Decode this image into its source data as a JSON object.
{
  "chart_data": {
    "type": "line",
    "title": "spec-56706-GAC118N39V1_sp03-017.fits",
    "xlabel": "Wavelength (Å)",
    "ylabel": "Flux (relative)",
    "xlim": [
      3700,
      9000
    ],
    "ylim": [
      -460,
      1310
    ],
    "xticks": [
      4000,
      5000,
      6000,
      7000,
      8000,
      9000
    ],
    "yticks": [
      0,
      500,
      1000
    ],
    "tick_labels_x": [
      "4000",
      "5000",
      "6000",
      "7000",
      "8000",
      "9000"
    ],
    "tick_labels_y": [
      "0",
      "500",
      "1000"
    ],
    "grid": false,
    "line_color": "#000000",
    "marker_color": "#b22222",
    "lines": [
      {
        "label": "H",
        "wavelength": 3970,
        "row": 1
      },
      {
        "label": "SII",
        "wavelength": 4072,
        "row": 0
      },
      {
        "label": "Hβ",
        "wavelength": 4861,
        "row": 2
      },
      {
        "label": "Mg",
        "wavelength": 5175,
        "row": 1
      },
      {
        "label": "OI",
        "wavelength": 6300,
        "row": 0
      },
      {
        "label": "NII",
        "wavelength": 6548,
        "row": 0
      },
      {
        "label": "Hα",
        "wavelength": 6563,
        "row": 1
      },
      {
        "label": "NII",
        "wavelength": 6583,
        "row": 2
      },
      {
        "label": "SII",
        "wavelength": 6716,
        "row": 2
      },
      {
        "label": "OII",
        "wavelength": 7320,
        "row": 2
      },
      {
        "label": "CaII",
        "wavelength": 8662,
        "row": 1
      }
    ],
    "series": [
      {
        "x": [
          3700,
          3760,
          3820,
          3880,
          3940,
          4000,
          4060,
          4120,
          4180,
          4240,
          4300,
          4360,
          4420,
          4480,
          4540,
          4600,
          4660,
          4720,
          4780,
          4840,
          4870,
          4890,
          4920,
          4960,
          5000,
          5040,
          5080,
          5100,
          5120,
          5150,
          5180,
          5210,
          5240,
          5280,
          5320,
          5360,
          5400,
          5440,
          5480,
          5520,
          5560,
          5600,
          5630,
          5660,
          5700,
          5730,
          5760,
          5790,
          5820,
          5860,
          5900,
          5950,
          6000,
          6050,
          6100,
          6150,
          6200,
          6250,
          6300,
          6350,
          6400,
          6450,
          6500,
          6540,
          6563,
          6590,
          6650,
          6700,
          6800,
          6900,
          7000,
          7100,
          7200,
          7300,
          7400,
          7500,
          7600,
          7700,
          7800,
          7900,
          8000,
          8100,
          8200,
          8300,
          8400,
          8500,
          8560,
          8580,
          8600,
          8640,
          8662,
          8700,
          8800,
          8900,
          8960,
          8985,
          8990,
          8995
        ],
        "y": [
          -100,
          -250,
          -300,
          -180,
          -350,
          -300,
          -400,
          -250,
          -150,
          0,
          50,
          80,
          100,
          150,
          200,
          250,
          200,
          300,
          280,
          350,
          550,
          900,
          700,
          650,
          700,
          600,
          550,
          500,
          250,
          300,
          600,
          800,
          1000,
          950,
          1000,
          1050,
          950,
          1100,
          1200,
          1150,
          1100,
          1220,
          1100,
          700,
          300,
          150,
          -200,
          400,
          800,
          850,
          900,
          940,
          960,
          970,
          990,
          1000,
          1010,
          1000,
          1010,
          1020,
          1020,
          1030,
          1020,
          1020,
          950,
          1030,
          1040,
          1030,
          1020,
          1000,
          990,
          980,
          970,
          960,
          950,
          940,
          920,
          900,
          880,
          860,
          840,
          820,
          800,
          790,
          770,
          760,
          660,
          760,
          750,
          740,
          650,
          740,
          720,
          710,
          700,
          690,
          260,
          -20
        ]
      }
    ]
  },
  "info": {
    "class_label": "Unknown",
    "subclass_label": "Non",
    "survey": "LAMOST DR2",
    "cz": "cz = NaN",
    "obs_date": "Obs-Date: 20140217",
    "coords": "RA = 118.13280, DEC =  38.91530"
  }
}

------------------------------------------------------------------------

# [The problem]
Output the listing above word for word.

# [Result of the exercise]
Decode this image into its source data as a JSON object.
{
  "chart_data": {
    "type": "line",
    "title": "spec-56706-GAC118N39V1_sp03-017.fits",
    "xlabel": "Wavelength (Å)",
    "ylabel": "Flux (relative)",
    "xlim": [
      3700,
      9000
    ],
    "ylim": [
      -460,
      1310
    ],
    "xticks": [
      4000,
      5000,
      6000,
      7000,
      8000,
      9000
    ],
    "yticks": [
      0,
      500,
      1000
    ],
    "tick_labels_x": [
      "4000",
      "5000",
      "6000",
      "7000",
      "8000",
      "9000"
    ],
    "tick_labels_y": [
      "0",
      "500",
      "1000"
    ],
    "grid": false,
    "line_color": "#000000",
    "marker_color": "#b22222",
    "lines": [
      {
        "label": "H",
        "wavelength": 3970,
        "row": 1
      },
      {
        "label": "SII",
        "wavelength": 4072,
        "row": 0
      },
      {
        "label": "Hβ",
        "wavelength": 4861,
        "row": 2
      },
      {
        "label": "Mg",
        "wavelength": 5175,
        "row": 1
      },
      {
        "label": "OI",
        "wavelength": 6300,
        "row": 0
      },
      {
        "label": "NII",
        "wavelength": 6548,
        "row": 0
      },
      {
        "label": "Hα",
        "wavelength": 6563,
        "row": 1
      },
      {
        "label": "NII",
        "wavelength": 6583,
        "row": 2
      },
      {
        "label": "SII",
        "wavelength": 6716,
        "row": 2
      },
      {
        "label": "OII",
        "wavelength": 7320,
        "row": 2
      },
      {
        "label": "CaII",
        "wavelength": 8662,
        "row": 1
      }
    ],
    "series": [
      {
        "x": [
          3700,
          3760,
          3820,
          3880,
          3940,
          4000,
          4060,
          4120,
          4180,
          4240,
          4300,
          4360,
          4420,
          4480,
          4540,
          4600,
          4660,
          4720,
          4780,
          4840,
          4870,
          4890,
          4920,
          4960,
          5000,
          5040,
          5080,
          5100,
          5120,
          5150,
          5180,
          5210,
          5240,
          5280,
          5320,
          5360,
          5400,
          5440,
          5480,
          5520,
          5560,
          5600,
          5630,
          5660,
          5700,
          5730,
          5760,
          5790,
          5820,
          5860,
          5900,
          5950,
          6000,
          6050,
          6100,
          6150,
          6200,
          6250,
          6300,
          6350,
          6400,
          6450,
          6500,
          6540,
          6563,
          6590,
          6650,
          6700,
          6800,
          6900,
          7000,
          7100,
          7200,
          7300,
          7400,
          7500,
          7600,
          7700,
          7800,
          7900,
          8000,
          8100,
          8200,
          8300,
          8400,
          8500,
          8560,
          8580,
          8600,
          8640,
          8662,
          8700,
          8800,
          8900,
          8960,
          8985,
          8990,
          8995
        ],
        "y": [
          -100,
          -250,
          -300,
          -180,
          -350,
          -300,
          -400,
          -250,
          -150,
          0,
          50,
          80,
          100,
          150,
          200,
          250,
          200,
          300,
          280,
          350,
          550,
          900,
          700,
          650,
          700,
          600,
          550,
          500,
          250,
          300,
          600,
          800,
          1000,
          950,
          1000,
          1050,
          950,
          1100,
          1200,
          1150,
          1100,
          1220,
          1100,
          700,
          300,
          150,
          -200,
          400,
          800,
          850,
          900,
          940,
          960,
          970,
          990,
          1000,
          1010,
          1000,
          1010,
          1020,
          1020,
          1030,
          1020,
          1020,
          950,
          1030,
          1040,
          1030,
          1020,
          1000,
          990,
          980,
          970,
          960,
          950,
          940,
          920,
          900,
          880,
          860,
          840,
          820,
          800,
          790,
          770,
          760,
          660,
          760,
          750,
          740,
          650,
          740,
          720,
          710,
          700,
          690,
          260,
          -20
        ]
      }
    ]
  },
  "info": {
    "class_label": "Unknown",
    "subclass_label": "Non",
    "survey": "LAMOST DR2",
    "cz": "cz = NaN",
    "obs_date": "Obs-Date: 20140217",
    "coords": "RA = 118.13280, DEC =  38.91530"
  }
}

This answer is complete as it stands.